MATERIAL SUPPLIED:
* * * * *

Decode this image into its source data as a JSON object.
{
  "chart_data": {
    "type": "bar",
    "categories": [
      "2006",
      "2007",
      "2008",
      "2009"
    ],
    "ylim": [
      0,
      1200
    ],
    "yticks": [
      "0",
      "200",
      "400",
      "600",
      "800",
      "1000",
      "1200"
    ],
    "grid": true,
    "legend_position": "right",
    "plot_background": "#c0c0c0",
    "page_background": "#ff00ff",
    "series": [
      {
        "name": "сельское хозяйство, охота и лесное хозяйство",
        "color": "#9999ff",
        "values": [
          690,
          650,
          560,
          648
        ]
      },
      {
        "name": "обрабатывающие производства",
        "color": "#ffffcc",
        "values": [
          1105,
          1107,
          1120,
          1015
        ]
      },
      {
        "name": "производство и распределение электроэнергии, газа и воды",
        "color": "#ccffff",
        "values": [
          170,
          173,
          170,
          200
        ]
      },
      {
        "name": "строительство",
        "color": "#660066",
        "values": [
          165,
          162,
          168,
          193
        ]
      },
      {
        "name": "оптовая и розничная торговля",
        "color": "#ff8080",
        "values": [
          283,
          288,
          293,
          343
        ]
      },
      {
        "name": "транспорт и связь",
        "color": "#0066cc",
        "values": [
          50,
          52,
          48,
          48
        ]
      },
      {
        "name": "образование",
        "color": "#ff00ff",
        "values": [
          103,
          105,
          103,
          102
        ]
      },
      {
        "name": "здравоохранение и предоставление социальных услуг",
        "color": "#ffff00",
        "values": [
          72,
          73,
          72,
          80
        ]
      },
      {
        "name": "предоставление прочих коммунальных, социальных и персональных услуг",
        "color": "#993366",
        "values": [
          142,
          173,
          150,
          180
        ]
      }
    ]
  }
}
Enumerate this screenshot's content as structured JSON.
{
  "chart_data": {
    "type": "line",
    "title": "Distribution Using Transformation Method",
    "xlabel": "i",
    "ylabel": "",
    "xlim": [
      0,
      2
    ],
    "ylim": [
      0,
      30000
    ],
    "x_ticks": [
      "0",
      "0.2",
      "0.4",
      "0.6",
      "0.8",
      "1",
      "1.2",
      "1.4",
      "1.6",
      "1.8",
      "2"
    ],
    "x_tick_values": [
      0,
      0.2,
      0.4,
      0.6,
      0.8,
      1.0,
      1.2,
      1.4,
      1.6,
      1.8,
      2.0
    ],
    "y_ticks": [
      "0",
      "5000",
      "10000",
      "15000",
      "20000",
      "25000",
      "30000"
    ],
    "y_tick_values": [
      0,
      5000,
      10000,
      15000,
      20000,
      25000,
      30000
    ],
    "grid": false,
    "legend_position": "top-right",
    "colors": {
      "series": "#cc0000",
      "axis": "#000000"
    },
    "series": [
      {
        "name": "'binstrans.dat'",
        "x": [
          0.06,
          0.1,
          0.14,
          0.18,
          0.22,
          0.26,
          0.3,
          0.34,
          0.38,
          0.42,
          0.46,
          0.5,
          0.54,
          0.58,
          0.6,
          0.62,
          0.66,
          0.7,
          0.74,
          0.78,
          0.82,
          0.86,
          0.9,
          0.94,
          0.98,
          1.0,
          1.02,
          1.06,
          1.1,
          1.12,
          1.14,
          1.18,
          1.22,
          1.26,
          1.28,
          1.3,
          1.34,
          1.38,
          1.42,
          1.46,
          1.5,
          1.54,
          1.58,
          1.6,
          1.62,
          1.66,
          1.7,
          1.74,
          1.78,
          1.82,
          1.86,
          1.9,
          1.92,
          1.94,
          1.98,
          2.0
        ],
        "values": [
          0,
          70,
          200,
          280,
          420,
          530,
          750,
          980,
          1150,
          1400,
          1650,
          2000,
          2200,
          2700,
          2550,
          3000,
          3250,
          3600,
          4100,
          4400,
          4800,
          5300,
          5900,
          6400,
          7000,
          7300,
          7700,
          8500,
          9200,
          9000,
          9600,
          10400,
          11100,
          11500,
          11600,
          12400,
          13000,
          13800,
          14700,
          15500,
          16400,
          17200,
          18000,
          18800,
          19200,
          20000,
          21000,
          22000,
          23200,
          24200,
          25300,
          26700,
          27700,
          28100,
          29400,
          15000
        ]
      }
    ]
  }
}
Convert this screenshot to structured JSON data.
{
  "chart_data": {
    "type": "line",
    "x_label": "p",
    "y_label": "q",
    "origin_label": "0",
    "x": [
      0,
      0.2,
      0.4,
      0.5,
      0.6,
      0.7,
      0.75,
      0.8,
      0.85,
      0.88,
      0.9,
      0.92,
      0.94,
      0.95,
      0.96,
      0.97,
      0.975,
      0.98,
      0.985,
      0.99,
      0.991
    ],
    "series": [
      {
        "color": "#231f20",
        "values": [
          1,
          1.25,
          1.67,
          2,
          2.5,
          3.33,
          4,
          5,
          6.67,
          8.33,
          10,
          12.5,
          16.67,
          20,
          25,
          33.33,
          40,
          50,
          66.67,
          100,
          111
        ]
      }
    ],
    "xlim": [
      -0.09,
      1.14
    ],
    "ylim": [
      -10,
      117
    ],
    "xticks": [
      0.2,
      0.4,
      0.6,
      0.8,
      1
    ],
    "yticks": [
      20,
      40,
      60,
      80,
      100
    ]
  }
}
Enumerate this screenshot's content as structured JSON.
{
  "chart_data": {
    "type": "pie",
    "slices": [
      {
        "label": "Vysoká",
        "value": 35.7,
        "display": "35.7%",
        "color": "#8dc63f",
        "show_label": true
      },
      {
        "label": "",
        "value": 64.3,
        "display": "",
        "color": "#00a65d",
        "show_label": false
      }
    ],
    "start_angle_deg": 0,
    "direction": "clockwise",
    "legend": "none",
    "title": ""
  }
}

* * * * *

EXERCISE PROMPT:
Each line above must be reproduced exactly as it stands.

EXPECTED ANSWER:
Decode this image into its source data as a JSON object.
{
  "chart_data": {
    "type": "bar",
    "categories": [
      "2006",
      "2007",
      "2008",
      "2009"
    ],
    "ylim": [
      0,
      1200
    ],
    "yticks": [
      "0",
      "200",
      "400",
      "600",
      "800",
      "1000",
      "1200"
    ],
    "grid": true,
    "legend_position": "right",
    "plot_background": "#c0c0c0",
    "page_background": "#ff00ff",
    "series": [
      {
        "name": "сельское хозяйство, охота и лесное хозяйство",
        "color": "#9999ff",
        "values": [
          690,
          650,
          560,
          648
        ]
      },
      {
        "name": "обрабатывающие производства",
        "color": "#ffffcc",
        "values": [
          1105,
          1107,
          1120,
          1015
        ]
      },
      {
        "name": "производство и распределение электроэнергии, газа и воды",
        "color": "#ccffff",
        "values": [
          170,
          173,
          170,
          200
        ]
      },
      {
        "name": "строительство",
        "color": "#660066",
        "values": [
          165,
          162,
          168,
          193
        ]
      },
      {
        "name": "оптовая и розничная торговля",
        "color": "#ff8080",
        "values": [
          283,
          288,
          293,
          343
        ]
      },
      {
        "name": "транспорт и связь",
        "color": "#0066cc",
        "values": [
          50,
          52,
          48,
          48
        ]
      },
      {
        "name": "образование",
        "color": "#ff00ff",
        "values": [
          103,
          105,
          103,
          102
        ]
      },
      {
        "name": "здравоохранение и предоставление социальных услуг",
        "color": "#ffff00",
        "values": [
          72,
          73,
          72,
          80
        ]
      },
      {
        "name": "предоставление прочих коммунальных, социальных и персональных услуг",
        "color": "#993366",
        "values": [
          142,
          173,
          150,
          180
        ]
      }
    ]
  }
}
Enumerate this screenshot's content as structured JSON.
{
  "chart_data": {
    "type": "line",
    "title": "Distribution Using Transformation Method",
    "xlabel": "i",
    "ylabel": "",
    "xlim": [
      0,
      2
    ],
    "ylim": [
      0,
      30000
    ],
    "x_ticks": [
      "0",
      "0.2",
      "0.4",
      "0.6",
      "0.8",
      "1",
      "1.2",
      "1.4",
      "1.6",
      "1.8",
      "2"
    ],
    "x_tick_values": [
      0,
      0.2,
      0.4,
      0.6,
      0.8,
      1.0,
      1.2,
      1.4,
      1.6,
      1.8,
      2.0
    ],
    "y_ticks": [
      "0",
      "5000",
      "10000",
      "15000",
      "20000",
      "25000",
      "30000"
    ],
    "y_tick_values": [
      0,
      5000,
      10000,
      15000,
      20000,
      25000,
      30000
    ],
    "grid": false,
    "legend_position": "top-right",
    "colors": {
      "series": "#cc0000",
      "axis": "#000000"
    },
    "series": [
      {
        "name": "'binstrans.dat'",
        "x": [
          0.06,
          0.1,
          0.14,
          0.18,
          0.22,
          0.26,
          0.3,
          0.34,
          0.38,
          0.42,
          0.46,
          0.5,
          0.54,
          0.58,
          0.6,
          0.62,
          0.66,
          0.7,
          0.74,
          0.78,
          0.82,
          0.86,
          0.9,
          0.94,
          0.98,
          1.0,
          1.02,
          1.06,
          1.1,
          1.12,
          1.14,
          1.18,
          1.22,
          1.26,
          1.28,
          1.3,
          1.34,
          1.38,
          1.42,
          1.46,
          1.5,
          1.54,
          1.58,
          1.6,
          1.62,
          1.66,
          1.7,
          1.74,
          1.78,
          1.82,
          1.86,
          1.9,
          1.92,
          1.94,
          1.98,
          2.0
        ],
        "values": [
          0,
          70,
          200,
          280,
          420,
          530,
          750,
          980,
          1150,
          1400,
          1650,
          2000,
          2200,
          2700,
          2550,
          3000,
          3250,
          3600,
          4100,
          4400,
          4800,
          5300,
          5900,
          6400,
          7000,
          7300,
          7700,
          8500,
          9200,
          9000,
          9600,
          10400,
          11100,
          11500,
          11600,
          12400,
          13000,
          13800,
          14700,
          15500,
          16400,
          17200,
          18000,
          18800,
          19200,
          20000,
          21000,
          22000,
          23200,
          24200,
          25300,
          26700,
          27700,
          28100,
          29400,
          15000
        ]
      }
    ]
  }
}
Convert this screenshot to structured JSON data.
{
  "chart_data": {
    "type": "line",
    "x_label": "p",
    "y_label": "q",
    "origin_label": "0",
    "x": [
      0,
      0.2,
      0.4,
      0.5,
      0.6,
      0.7,
      0.75,
      0.8,
      0.85,
      0.88,
      0.9,
      0.92,
      0.94,
      0.95,
      0.96,
      0.97,
      0.975,
      0.98,
      0.985,
      0.99,
      0.991
    ],
    "series": [
      {
        "color": "#231f20",
        "values": [
          1,
          1.25,
          1.67,
          2,
          2.5,
          3.33,
          4,
          5,
          6.67,
          8.33,
          10,
          12.5,
          16.67,
          20,
          25,
          33.33,
          40,
          50,
          66.67,
          100,
          111
        ]
      }
    ],
    "xlim": [
      -0.09,
      1.14
    ],
    "ylim": [
      -10,
      117
    ],
    "xticks": [
      0.2,
      0.4,
      0.6,
      0.8,
      1
    ],
    "yticks": [
      20,
      40,
      60,
      80,
      100
    ]
  }
}
Enumerate this screenshot's content as structured JSON.
{
  "chart_data": {
    "type": "pie",
    "slices": [
      {
        "label": "Vysoká",
        "value": 35.7,
        "display": "35.7%",
        "color": "#8dc63f",
        "show_label": true
      },
      {
        "label": "",
        "value": 64.3,
        "display": "",
        "color": "#00a65d",
        "show_label": false
      }
    ],
    "start_angle_deg": 0,
    "direction": "clockwise",
    "legend": "none",
    "title": ""
  }
}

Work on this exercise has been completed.